[İstenenler]:
1 - Liberalizm hakkındaki yazıya göre aşağıdaki soruları yanıtlayın.
(a) Bugünlerde "demokrat ve üstelik liberal" olmak ne anlama gelir olmuş?
(b) "Üstelik liberal" gazeteci meslektaşları için ne talep ediyor?
(c) Yazara göre kulluk edenler yanlarına başka neler istiyor?
2 - Liberalizm hakkındaki yazının "Onuru yok etmek.." ifadesinden "olabilir mi dersiniz?" ifadesine kadar olan bölümünü aynen aktarın.
3 - Liberalizm hakkındaki yazıyı, gösterilen son cümlenin ardından gelecek şekilde sürdürün.

[Gösterilen Metin]:
‘Duyunca inanamayacağımız bir şey kaldı mı’ diye sormak mümkün ama varmış meğer.. “Demokrat ve üstelik liberal” olmanın da anlamı değişmiş.. Bugünlerde o kavram da “gazete patronlarından ‘yazarlarına baskı uygulamasını’ istemek” anlamına gelir olmuş. Demokrasi artık böyle tanımlanıyor demek ki; “gösteriler hakkında yazacaksan uyarılacaksın”..
‘Üstelik liberal’ bir gazeteci meslektaşlarına “çekidüzen verilmesini, özgürlüklerinin kısıtlanmasını” talep ediyor. Neydi bu liberalizm önce onu açıklasalar bari.. Kendileri kadar bilemez başkaları ama “özgürlük” değil miydi temeli, “özgür birey, serbest-özgürlükçü düzen” filan anlamına gelmiyor muydu? Bireysel özgürlüklerin dış müdahalelerden arındırılmasını, özellikle “devletin bireylerin haklarına, hürriyetine yönelik kısıtlamaları olmamasını” gerektirmiyor muydu?
Onuru yok etmek..
Bu ülke vatandaşının gözleri neler görecekmiş meğer.. Kendilerinin kulluk ettikleri yetmiyormuş gibi yanlarına başka “kullar” da istiyorlar. Bunun nedeni “meslek onurunu ve ona bağlı olarak kişisel onurunu ‘güce taparak yok etme’nin dayanılmaz ağırlığı” olabilir mi dersiniz?

[Veri Kümesi Girdileri]:
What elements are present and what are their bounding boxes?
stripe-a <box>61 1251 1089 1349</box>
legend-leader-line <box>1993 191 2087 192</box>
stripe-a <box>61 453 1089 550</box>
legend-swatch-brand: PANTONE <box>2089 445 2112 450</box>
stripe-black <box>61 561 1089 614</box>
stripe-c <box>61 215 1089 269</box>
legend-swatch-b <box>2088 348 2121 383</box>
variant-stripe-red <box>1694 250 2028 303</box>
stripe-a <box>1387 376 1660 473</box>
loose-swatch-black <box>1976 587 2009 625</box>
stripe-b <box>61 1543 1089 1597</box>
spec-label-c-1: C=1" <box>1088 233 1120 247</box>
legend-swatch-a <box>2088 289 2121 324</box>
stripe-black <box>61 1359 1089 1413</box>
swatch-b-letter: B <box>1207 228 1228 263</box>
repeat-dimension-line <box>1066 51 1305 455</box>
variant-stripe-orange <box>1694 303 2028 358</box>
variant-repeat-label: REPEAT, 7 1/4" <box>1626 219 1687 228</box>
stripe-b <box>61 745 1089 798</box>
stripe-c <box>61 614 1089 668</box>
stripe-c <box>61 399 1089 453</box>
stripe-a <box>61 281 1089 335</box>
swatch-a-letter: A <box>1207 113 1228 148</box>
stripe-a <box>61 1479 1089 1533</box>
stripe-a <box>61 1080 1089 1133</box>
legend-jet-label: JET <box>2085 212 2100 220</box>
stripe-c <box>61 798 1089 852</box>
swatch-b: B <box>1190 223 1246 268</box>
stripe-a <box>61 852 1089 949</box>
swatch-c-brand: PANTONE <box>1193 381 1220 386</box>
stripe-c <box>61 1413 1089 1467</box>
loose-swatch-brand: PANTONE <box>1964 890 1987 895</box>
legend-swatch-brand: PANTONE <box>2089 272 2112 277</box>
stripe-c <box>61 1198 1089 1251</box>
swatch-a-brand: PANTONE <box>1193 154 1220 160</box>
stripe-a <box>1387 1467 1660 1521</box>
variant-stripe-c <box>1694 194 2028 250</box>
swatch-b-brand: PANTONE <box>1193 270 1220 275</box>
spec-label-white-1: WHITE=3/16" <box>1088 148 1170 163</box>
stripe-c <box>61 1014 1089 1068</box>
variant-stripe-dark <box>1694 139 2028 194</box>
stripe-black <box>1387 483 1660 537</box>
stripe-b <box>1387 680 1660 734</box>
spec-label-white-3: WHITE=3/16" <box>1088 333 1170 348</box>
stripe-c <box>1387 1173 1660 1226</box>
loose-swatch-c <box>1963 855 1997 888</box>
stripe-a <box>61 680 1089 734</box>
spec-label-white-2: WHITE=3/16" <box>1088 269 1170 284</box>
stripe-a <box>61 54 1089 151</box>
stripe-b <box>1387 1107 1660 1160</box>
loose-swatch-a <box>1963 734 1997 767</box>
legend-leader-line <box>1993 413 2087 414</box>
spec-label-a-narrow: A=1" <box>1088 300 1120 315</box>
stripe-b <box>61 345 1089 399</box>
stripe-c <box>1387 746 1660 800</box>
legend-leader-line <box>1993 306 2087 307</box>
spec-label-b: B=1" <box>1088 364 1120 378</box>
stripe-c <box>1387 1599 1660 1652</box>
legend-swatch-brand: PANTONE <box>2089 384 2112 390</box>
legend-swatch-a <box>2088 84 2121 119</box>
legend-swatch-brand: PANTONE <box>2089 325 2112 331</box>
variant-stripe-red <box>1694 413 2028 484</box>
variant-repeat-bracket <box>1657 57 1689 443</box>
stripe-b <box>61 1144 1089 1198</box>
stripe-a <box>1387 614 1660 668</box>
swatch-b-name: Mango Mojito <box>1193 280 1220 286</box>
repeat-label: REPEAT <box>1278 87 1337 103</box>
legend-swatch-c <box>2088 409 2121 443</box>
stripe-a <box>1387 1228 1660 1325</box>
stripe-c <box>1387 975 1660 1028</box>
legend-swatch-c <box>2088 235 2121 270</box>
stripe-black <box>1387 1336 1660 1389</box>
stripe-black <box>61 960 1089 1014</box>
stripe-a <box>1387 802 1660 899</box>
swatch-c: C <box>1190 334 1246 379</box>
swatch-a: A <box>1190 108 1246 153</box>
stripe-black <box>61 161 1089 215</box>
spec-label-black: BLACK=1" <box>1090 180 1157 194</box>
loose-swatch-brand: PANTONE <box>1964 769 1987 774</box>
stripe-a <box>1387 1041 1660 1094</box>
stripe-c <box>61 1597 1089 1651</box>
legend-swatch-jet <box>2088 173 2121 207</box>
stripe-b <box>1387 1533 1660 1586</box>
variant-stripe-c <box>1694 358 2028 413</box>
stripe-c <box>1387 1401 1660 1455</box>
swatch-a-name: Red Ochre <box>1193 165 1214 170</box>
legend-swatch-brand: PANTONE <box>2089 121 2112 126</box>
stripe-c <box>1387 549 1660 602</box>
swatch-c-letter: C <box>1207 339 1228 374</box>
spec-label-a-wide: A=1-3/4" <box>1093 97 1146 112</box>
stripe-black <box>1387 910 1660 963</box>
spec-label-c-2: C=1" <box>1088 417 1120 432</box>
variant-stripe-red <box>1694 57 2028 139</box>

[Görevlere Göre Yanıtlar]:
1 -
(a) Gazete patronlarından yazarlarına baskı uygulamasını istemek anlamına gelir olmuş.
(b) Meslektaşlarına çekidüzen verilmesini ve özgürlüklerinin kısıtlanmasını talep ediyor.
(c) Yanlarına başka "kullar" da istiyorlar.

2 -
Onuru yok etmek..
Bu ülke vatandaşının gözleri neler görecekmiş meğer.. Kendilerinin kulluk ettikleri yetmiyormuş gibi yanlarına başka “kullar” da istiyorlar. Bunun nedeni “meslek onurunu ve ona bağlı olarak kişisel onurunu ‘güce taparak yok etme’nin dayanılmaz ağırlığı” olabilir mi dersiniz?

3 -
Ortada mesleki onurunu koruyan, görevini “en zor şartlar altında bile, büyük sıkıntılar pahasına bile” doğru yapan, halkın gerçekleri duyma hakkını korumaya çalışan gazeteciler olunca, karşılaştırma imkanı “onuru hiçe sayanların” durumunu kötüleştiriyor. Onların susturulması daha da fazla rahatlık sağlayacak.. ‘Daha da fazla’ dememin sebebi bu arkadaşların zaten bir eli yağda, bir eli balda olmaları, maşallah tüm imkanlar seferber ediliyor ve hatta gereken yetenek, zeka, iyi konuşma özelliği vs. olmayanlara bile ekranlar sunuluyor..
Ve istikrara (!) bakın ki aynı arkadaşlar birçok iktidar döneminde “başbakanların, cumhurbaşkanlarının en yakını” pozunda olmuşlardır. Özal’dan Çiller’e, darbe Paşası’ndan şu andaki hükümete kadar hep dizlerin en dibinde, “okşayan” durumunda.. İşlerini yürütmek için mesleklerini tepeleyip geçerken, zaten baskı altındaki medyaya “daha da çok baskı” yapılmasını isterken, haksız yere işini kaybeden veya cezaevinde yılları çalınanlara dahi insaf etmezken “ömür boyu yapışıp kalacak böyle bir ayıpla” aynaya nasıl bakıyor, nasıl uyuyorlar, soru budur.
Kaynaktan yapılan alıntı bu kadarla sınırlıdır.